Data entries:
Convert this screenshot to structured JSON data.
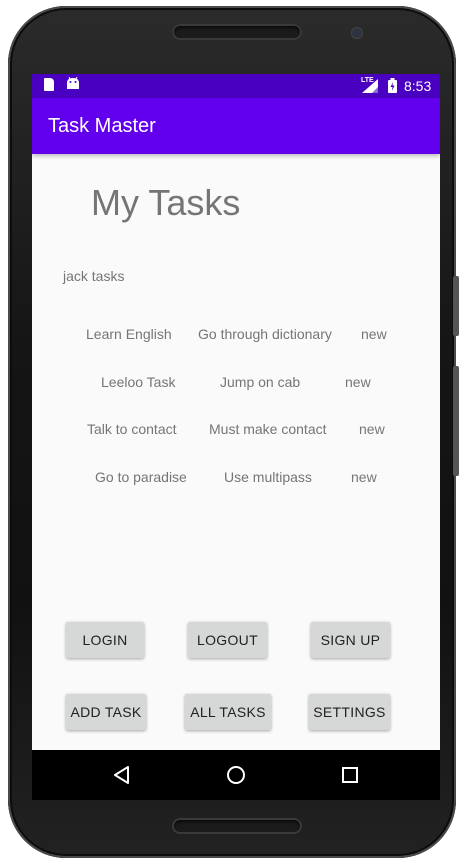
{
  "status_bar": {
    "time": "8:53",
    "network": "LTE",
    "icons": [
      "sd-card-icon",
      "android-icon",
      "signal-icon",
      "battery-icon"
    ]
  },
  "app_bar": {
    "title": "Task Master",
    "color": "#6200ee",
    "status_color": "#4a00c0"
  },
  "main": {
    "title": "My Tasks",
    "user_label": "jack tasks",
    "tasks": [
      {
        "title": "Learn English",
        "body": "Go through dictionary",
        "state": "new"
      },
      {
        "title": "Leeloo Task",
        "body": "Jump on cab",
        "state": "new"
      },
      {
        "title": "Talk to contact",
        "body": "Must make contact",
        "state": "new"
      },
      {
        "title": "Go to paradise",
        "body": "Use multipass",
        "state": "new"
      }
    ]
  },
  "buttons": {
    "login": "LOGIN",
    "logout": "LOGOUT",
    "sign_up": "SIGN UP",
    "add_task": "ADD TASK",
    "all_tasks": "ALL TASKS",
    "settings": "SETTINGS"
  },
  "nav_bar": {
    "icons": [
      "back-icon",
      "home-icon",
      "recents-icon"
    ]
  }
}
...
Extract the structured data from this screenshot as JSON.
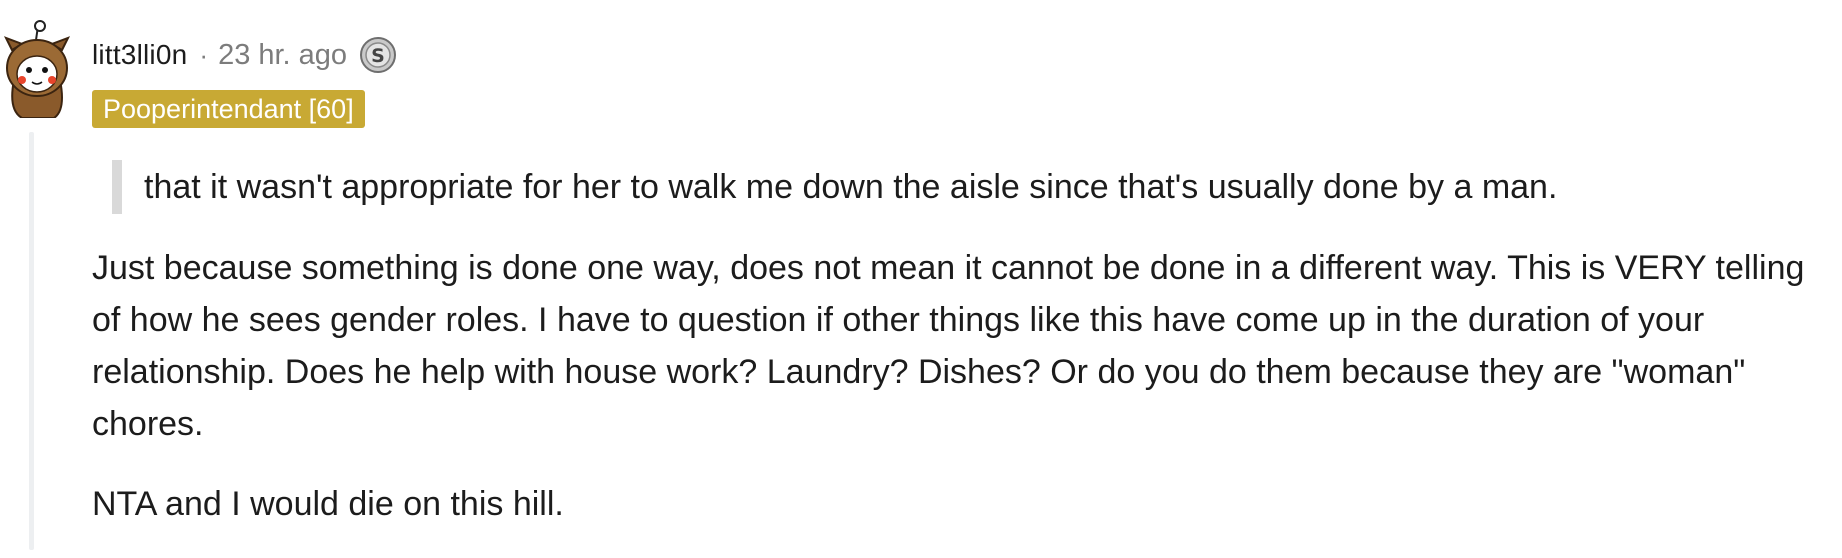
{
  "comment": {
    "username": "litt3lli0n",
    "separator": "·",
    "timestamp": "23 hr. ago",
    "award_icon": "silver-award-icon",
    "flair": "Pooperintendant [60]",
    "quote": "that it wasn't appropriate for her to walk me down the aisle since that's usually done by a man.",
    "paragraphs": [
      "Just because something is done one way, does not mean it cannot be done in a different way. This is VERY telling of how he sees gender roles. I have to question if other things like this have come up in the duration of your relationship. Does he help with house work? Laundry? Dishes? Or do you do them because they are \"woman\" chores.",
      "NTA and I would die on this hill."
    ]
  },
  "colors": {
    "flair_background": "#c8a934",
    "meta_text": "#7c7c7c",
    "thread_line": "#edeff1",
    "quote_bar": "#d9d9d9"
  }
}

GIVEN EXERCISE: From the data above, copy each line that has the string "contact".

EXPECTED ANSWER:
        "title": "Talk to contact",
        "body": "Must make contact",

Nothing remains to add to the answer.